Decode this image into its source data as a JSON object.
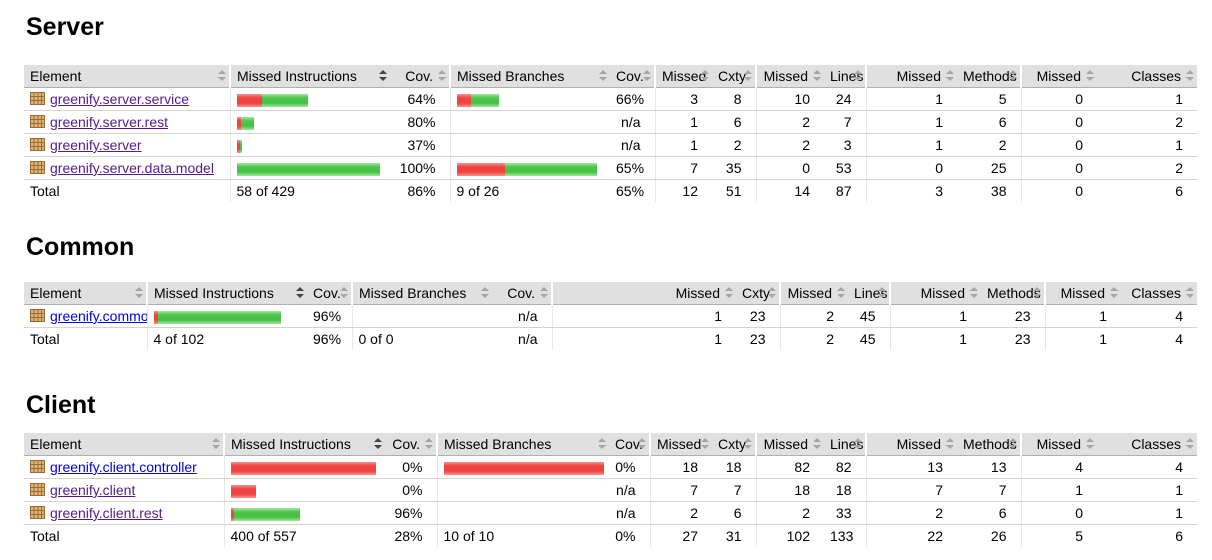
{
  "colors": {
    "bar_red": "#ee4341",
    "bar_green": "#4ec44b",
    "link_visited": "#551a8b",
    "link_unvisited": "#0000e8",
    "header_bg": "#e0e0e0"
  },
  "columns": {
    "element": "Element",
    "missed_instructions": "Missed Instructions",
    "cov": "Cov.",
    "missed_branches": "Missed Branches",
    "missed": "Missed",
    "cxty": "Cxty",
    "lines": "Lines",
    "methods": "Methods",
    "classes": "Classes"
  },
  "sections": [
    {
      "title": "Server",
      "sorted_column": "Missed Instructions",
      "sort_direction": "desc",
      "rows": [
        {
          "name": "greenify.server.service",
          "link_state": "visited",
          "instr_bar": {
            "red": 25,
            "green": 46
          },
          "instr_cov": "64%",
          "branch_bar": {
            "red": 14,
            "green": 28
          },
          "branch_cov": "66%",
          "missed_cxty": 3,
          "cxty": 8,
          "missed_lines": 10,
          "lines": 24,
          "missed_methods": 1,
          "methods": 5,
          "missed_classes": 0,
          "classes": 1
        },
        {
          "name": "greenify.server.rest",
          "link_state": "visited",
          "instr_bar": {
            "red": 4,
            "green": 13
          },
          "instr_cov": "80%",
          "branch_bar": {
            "red": 0,
            "green": 0
          },
          "branch_cov": "n/a",
          "missed_cxty": 1,
          "cxty": 6,
          "missed_lines": 2,
          "lines": 7,
          "missed_methods": 1,
          "methods": 6,
          "missed_classes": 0,
          "classes": 2
        },
        {
          "name": "greenify.server",
          "link_state": "visited",
          "instr_bar": {
            "red": 3,
            "green": 2
          },
          "instr_cov": "37%",
          "branch_bar": {
            "red": 0,
            "green": 0
          },
          "branch_cov": "n/a",
          "missed_cxty": 1,
          "cxty": 2,
          "missed_lines": 2,
          "lines": 3,
          "missed_methods": 1,
          "methods": 2,
          "missed_classes": 0,
          "classes": 1
        },
        {
          "name": "greenify.server.data.model",
          "link_state": "visited",
          "instr_bar": {
            "red": 0,
            "green": 143
          },
          "instr_cov": "100%",
          "branch_bar": {
            "red": 48,
            "green": 92
          },
          "branch_cov": "65%",
          "missed_cxty": 7,
          "cxty": 35,
          "missed_lines": 0,
          "lines": 53,
          "missed_methods": 0,
          "methods": 25,
          "missed_classes": 0,
          "classes": 2
        }
      ],
      "total": {
        "label": "Total",
        "instr": "58 of 429",
        "instr_cov": "86%",
        "branch": "9 of 26",
        "branch_cov": "65%",
        "missed_cxty": 12,
        "cxty": 51,
        "missed_lines": 14,
        "lines": 87,
        "missed_methods": 3,
        "methods": 38,
        "missed_classes": 0,
        "classes": 6
      }
    },
    {
      "title": "Common",
      "sorted_column": "Missed Instructions",
      "sort_direction": "desc",
      "rows": [
        {
          "name": "greenify.common",
          "link_state": "new",
          "instr_bar": {
            "red": 4,
            "green": 123
          },
          "instr_cov": "96%",
          "branch_bar": {
            "red": 0,
            "green": 0
          },
          "branch_cov": "n/a",
          "missed_cxty": 1,
          "cxty": 23,
          "missed_lines": 2,
          "lines": 45,
          "missed_methods": 1,
          "methods": 23,
          "missed_classes": 1,
          "classes": 4
        }
      ],
      "total": {
        "label": "Total",
        "instr": "4 of 102",
        "instr_cov": "96%",
        "branch": "0 of 0",
        "branch_cov": "n/a",
        "missed_cxty": 1,
        "cxty": 23,
        "missed_lines": 2,
        "lines": 45,
        "missed_methods": 1,
        "methods": 23,
        "missed_classes": 1,
        "classes": 4
      }
    },
    {
      "title": "Client",
      "sorted_column": "Missed Instructions",
      "sort_direction": "desc",
      "rows": [
        {
          "name": "greenify.client.controller",
          "link_state": "new",
          "instr_bar": {
            "red": 145,
            "green": 0
          },
          "instr_cov": "0%",
          "branch_bar": {
            "red": 160,
            "green": 0
          },
          "branch_cov": "0%",
          "missed_cxty": 18,
          "cxty": 18,
          "missed_lines": 82,
          "lines": 82,
          "missed_methods": 13,
          "methods": 13,
          "missed_classes": 4,
          "classes": 4
        },
        {
          "name": "greenify.client",
          "link_state": "visited",
          "instr_bar": {
            "red": 25,
            "green": 0
          },
          "instr_cov": "0%",
          "branch_bar": {
            "red": 0,
            "green": 0
          },
          "branch_cov": "n/a",
          "missed_cxty": 7,
          "cxty": 7,
          "missed_lines": 18,
          "lines": 18,
          "missed_methods": 7,
          "methods": 7,
          "missed_classes": 1,
          "classes": 1
        },
        {
          "name": "greenify.client.rest",
          "link_state": "visited",
          "instr_bar": {
            "red": 3,
            "green": 66
          },
          "instr_cov": "96%",
          "branch_bar": {
            "red": 0,
            "green": 0
          },
          "branch_cov": "n/a",
          "missed_cxty": 2,
          "cxty": 6,
          "missed_lines": 2,
          "lines": 33,
          "missed_methods": 2,
          "methods": 6,
          "missed_classes": 0,
          "classes": 1
        }
      ],
      "total": {
        "label": "Total",
        "instr": "400 of 557",
        "instr_cov": "28%",
        "branch": "10 of 10",
        "branch_cov": "0%",
        "missed_cxty": 27,
        "cxty": 31,
        "missed_lines": 102,
        "lines": 133,
        "missed_methods": 22,
        "methods": 26,
        "missed_classes": 5,
        "classes": 6
      }
    }
  ]
}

■ ■ ■ ■

→ **TASK TO COMPLETE**
Every record above must be given again exactly; drop the pictures.

→ **SOLUTION TO THIS EXERCISE**
Decode this image into its source data as a JSON object.
{
  "colors": {
    "bar_red": "#ee4341",
    "bar_green": "#4ec44b",
    "link_visited": "#551a8b",
    "link_unvisited": "#0000e8",
    "header_bg": "#e0e0e0"
  },
  "columns": {
    "element": "Element",
    "missed_instructions": "Missed Instructions",
    "cov": "Cov.",
    "missed_branches": "Missed Branches",
    "missed": "Missed",
    "cxty": "Cxty",
    "lines": "Lines",
    "methods": "Methods",
    "classes": "Classes"
  },
  "sections": [
    {
      "title": "Server",
      "sorted_column": "Missed Instructions",
      "sort_direction": "desc",
      "rows": [
        {
          "name": "greenify.server.service",
          "link_state": "visited",
          "instr_bar": {
            "red": 25,
            "green": 46
          },
          "instr_cov": "64%",
          "branch_bar": {
            "red": 14,
            "green": 28
          },
          "branch_cov": "66%",
          "missed_cxty": 3,
          "cxty": 8,
          "missed_lines": 10,
          "lines": 24,
          "missed_methods": 1,
          "methods": 5,
          "missed_classes": 0,
          "classes": 1
        },
        {
          "name": "greenify.server.rest",
          "link_state": "visited",
          "instr_bar": {
            "red": 4,
            "green": 13
          },
          "instr_cov": "80%",
          "branch_bar": {
            "red": 0,
            "green": 0
          },
          "branch_cov": "n/a",
          "missed_cxty": 1,
          "cxty": 6,
          "missed_lines": 2,
          "lines": 7,
          "missed_methods": 1,
          "methods": 6,
          "missed_classes": 0,
          "classes": 2
        },
        {
          "name": "greenify.server",
          "link_state": "visited",
          "instr_bar": {
            "red": 3,
            "green": 2
          },
          "instr_cov": "37%",
          "branch_bar": {
            "red": 0,
            "green": 0
          },
          "branch_cov": "n/a",
          "missed_cxty": 1,
          "cxty": 2,
          "missed_lines": 2,
          "lines": 3,
          "missed_methods": 1,
          "methods": 2,
          "missed_classes": 0,
          "classes": 1
        },
        {
          "name": "greenify.server.data.model",
          "link_state": "visited",
          "instr_bar": {
            "red": 0,
            "green": 143
          },
          "instr_cov": "100%",
          "branch_bar": {
            "red": 48,
            "green": 92
          },
          "branch_cov": "65%",
          "missed_cxty": 7,
          "cxty": 35,
          "missed_lines": 0,
          "lines": 53,
          "missed_methods": 0,
          "methods": 25,
          "missed_classes": 0,
          "classes": 2
        }
      ],
      "total": {
        "label": "Total",
        "instr": "58 of 429",
        "instr_cov": "86%",
        "branch": "9 of 26",
        "branch_cov": "65%",
        "missed_cxty": 12,
        "cxty": 51,
        "missed_lines": 14,
        "lines": 87,
        "missed_methods": 3,
        "methods": 38,
        "missed_classes": 0,
        "classes": 6
      }
    },
    {
      "title": "Common",
      "sorted_column": "Missed Instructions",
      "sort_direction": "desc",
      "rows": [
        {
          "name": "greenify.common",
          "link_state": "new",
          "instr_bar": {
            "red": 4,
            "green": 123
          },
          "instr_cov": "96%",
          "branch_bar": {
            "red": 0,
            "green": 0
          },
          "branch_cov": "n/a",
          "missed_cxty": 1,
          "cxty": 23,
          "missed_lines": 2,
          "lines": 45,
          "missed_methods": 1,
          "methods": 23,
          "missed_classes": 1,
          "classes": 4
        }
      ],
      "total": {
        "label": "Total",
        "instr": "4 of 102",
        "instr_cov": "96%",
        "branch": "0 of 0",
        "branch_cov": "n/a",
        "missed_cxty": 1,
        "cxty": 23,
        "missed_lines": 2,
        "lines": 45,
        "missed_methods": 1,
        "methods": 23,
        "missed_classes": 1,
        "classes": 4
      }
    },
    {
      "title": "Client",
      "sorted_column": "Missed Instructions",
      "sort_direction": "desc",
      "rows": [
        {
          "name": "greenify.client.controller",
          "link_state": "new",
          "instr_bar": {
            "red": 145,
            "green": 0
          },
          "instr_cov": "0%",
          "branch_bar": {
            "red": 160,
            "green": 0
          },
          "branch_cov": "0%",
          "missed_cxty": 18,
          "cxty": 18,
          "missed_lines": 82,
          "lines": 82,
          "missed_methods": 13,
          "methods": 13,
          "missed_classes": 4,
          "classes": 4
        },
        {
          "name": "greenify.client",
          "link_state": "visited",
          "instr_bar": {
            "red": 25,
            "green": 0
          },
          "instr_cov": "0%",
          "branch_bar": {
            "red": 0,
            "green": 0
          },
          "branch_cov": "n/a",
          "missed_cxty": 7,
          "cxty": 7,
          "missed_lines": 18,
          "lines": 18,
          "missed_methods": 7,
          "methods": 7,
          "missed_classes": 1,
          "classes": 1
        },
        {
          "name": "greenify.client.rest",
          "link_state": "visited",
          "instr_bar": {
            "red": 3,
            "green": 66
          },
          "instr_cov": "96%",
          "branch_bar": {
            "red": 0,
            "green": 0
          },
          "branch_cov": "n/a",
          "missed_cxty": 2,
          "cxty": 6,
          "missed_lines": 2,
          "lines": 33,
          "missed_methods": 2,
          "methods": 6,
          "missed_classes": 0,
          "classes": 1
        }
      ],
      "total": {
        "label": "Total",
        "instr": "400 of 557",
        "instr_cov": "28%",
        "branch": "10 of 10",
        "branch_cov": "0%",
        "missed_cxty": 27,
        "cxty": 31,
        "missed_lines": 102,
        "lines": 133,
        "missed_methods": 22,
        "methods": 26,
        "missed_classes": 5,
        "classes": 6
      }
    }
  ]
}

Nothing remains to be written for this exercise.